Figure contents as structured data

-- Start --

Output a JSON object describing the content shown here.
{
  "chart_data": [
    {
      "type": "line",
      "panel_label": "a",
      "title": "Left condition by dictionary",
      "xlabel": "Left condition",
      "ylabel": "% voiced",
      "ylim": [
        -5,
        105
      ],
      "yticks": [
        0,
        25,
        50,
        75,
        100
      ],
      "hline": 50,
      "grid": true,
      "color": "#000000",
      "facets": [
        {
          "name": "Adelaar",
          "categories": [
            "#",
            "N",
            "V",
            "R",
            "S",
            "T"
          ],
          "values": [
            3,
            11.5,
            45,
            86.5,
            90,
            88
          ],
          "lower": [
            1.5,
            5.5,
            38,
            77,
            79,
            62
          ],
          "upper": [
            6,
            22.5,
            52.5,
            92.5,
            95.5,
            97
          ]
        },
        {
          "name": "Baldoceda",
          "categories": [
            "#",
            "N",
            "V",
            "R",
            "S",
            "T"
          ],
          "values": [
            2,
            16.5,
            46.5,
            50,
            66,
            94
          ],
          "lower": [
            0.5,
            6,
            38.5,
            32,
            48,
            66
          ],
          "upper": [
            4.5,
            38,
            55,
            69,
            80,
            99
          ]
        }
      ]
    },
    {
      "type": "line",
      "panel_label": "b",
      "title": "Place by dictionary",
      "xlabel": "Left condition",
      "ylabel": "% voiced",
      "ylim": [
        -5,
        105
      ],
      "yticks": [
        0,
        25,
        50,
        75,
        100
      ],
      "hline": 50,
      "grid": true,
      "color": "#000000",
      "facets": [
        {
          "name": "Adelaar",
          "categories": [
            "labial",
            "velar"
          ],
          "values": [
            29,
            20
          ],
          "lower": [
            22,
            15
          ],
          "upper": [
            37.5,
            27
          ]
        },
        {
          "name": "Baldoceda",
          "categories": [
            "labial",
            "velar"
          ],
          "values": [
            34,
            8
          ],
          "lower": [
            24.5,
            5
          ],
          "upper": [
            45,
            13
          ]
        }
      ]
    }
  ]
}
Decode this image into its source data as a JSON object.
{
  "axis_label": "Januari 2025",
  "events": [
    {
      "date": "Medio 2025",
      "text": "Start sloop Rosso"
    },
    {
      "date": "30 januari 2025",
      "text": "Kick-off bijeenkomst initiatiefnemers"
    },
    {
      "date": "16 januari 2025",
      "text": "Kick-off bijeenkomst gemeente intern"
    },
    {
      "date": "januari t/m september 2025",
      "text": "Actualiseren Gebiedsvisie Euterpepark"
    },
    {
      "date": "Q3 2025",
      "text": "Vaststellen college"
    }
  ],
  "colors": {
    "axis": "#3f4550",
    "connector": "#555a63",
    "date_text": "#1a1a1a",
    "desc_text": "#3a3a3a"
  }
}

-- End --

▸ Given request: Copy the records above exactly as they appear.

▸ Exercise solution:
Output a JSON object describing the content shown here.
{
  "chart_data": [
    {
      "type": "line",
      "panel_label": "a",
      "title": "Left condition by dictionary",
      "xlabel": "Left condition",
      "ylabel": "% voiced",
      "ylim": [
        -5,
        105
      ],
      "yticks": [
        0,
        25,
        50,
        75,
        100
      ],
      "hline": 50,
      "grid": true,
      "color": "#000000",
      "facets": [
        {
          "name": "Adelaar",
          "categories": [
            "#",
            "N",
            "V",
            "R",
            "S",
            "T"
          ],
          "values": [
            3,
            11.5,
            45,
            86.5,
            90,
            88
          ],
          "lower": [
            1.5,
            5.5,
            38,
            77,
            79,
            62
          ],
          "upper": [
            6,
            22.5,
            52.5,
            92.5,
            95.5,
            97
          ]
        },
        {
          "name": "Baldoceda",
          "categories": [
            "#",
            "N",
            "V",
            "R",
            "S",
            "T"
          ],
          "values": [
            2,
            16.5,
            46.5,
            50,
            66,
            94
          ],
          "lower": [
            0.5,
            6,
            38.5,
            32,
            48,
            66
          ],
          "upper": [
            4.5,
            38,
            55,
            69,
            80,
            99
          ]
        }
      ]
    },
    {
      "type": "line",
      "panel_label": "b",
      "title": "Place by dictionary",
      "xlabel": "Left condition",
      "ylabel": "% voiced",
      "ylim": [
        -5,
        105
      ],
      "yticks": [
        0,
        25,
        50,
        75,
        100
      ],
      "hline": 50,
      "grid": true,
      "color": "#000000",
      "facets": [
        {
          "name": "Adelaar",
          "categories": [
            "labial",
            "velar"
          ],
          "values": [
            29,
            20
          ],
          "lower": [
            22,
            15
          ],
          "upper": [
            37.5,
            27
          ]
        },
        {
          "name": "Baldoceda",
          "categories": [
            "labial",
            "velar"
          ],
          "values": [
            34,
            8
          ],
          "lower": [
            24.5,
            5
          ],
          "upper": [
            45,
            13
          ]
        }
      ]
    }
  ]
}
Decode this image into its source data as a JSON object.
{
  "axis_label": "Januari 2025",
  "events": [
    {
      "date": "Medio 2025",
      "text": "Start sloop Rosso"
    },
    {
      "date": "30 januari 2025",
      "text": "Kick-off bijeenkomst initiatiefnemers"
    },
    {
      "date": "16 januari 2025",
      "text": "Kick-off bijeenkomst gemeente intern"
    },
    {
      "date": "januari t/m september 2025",
      "text": "Actualiseren Gebiedsvisie Euterpepark"
    },
    {
      "date": "Q3 2025",
      "text": "Vaststellen college"
    }
  ],
  "colors": {
    "axis": "#3f4550",
    "connector": "#555a63",
    "date_text": "#1a1a1a",
    "desc_text": "#3a3a3a"
  }
}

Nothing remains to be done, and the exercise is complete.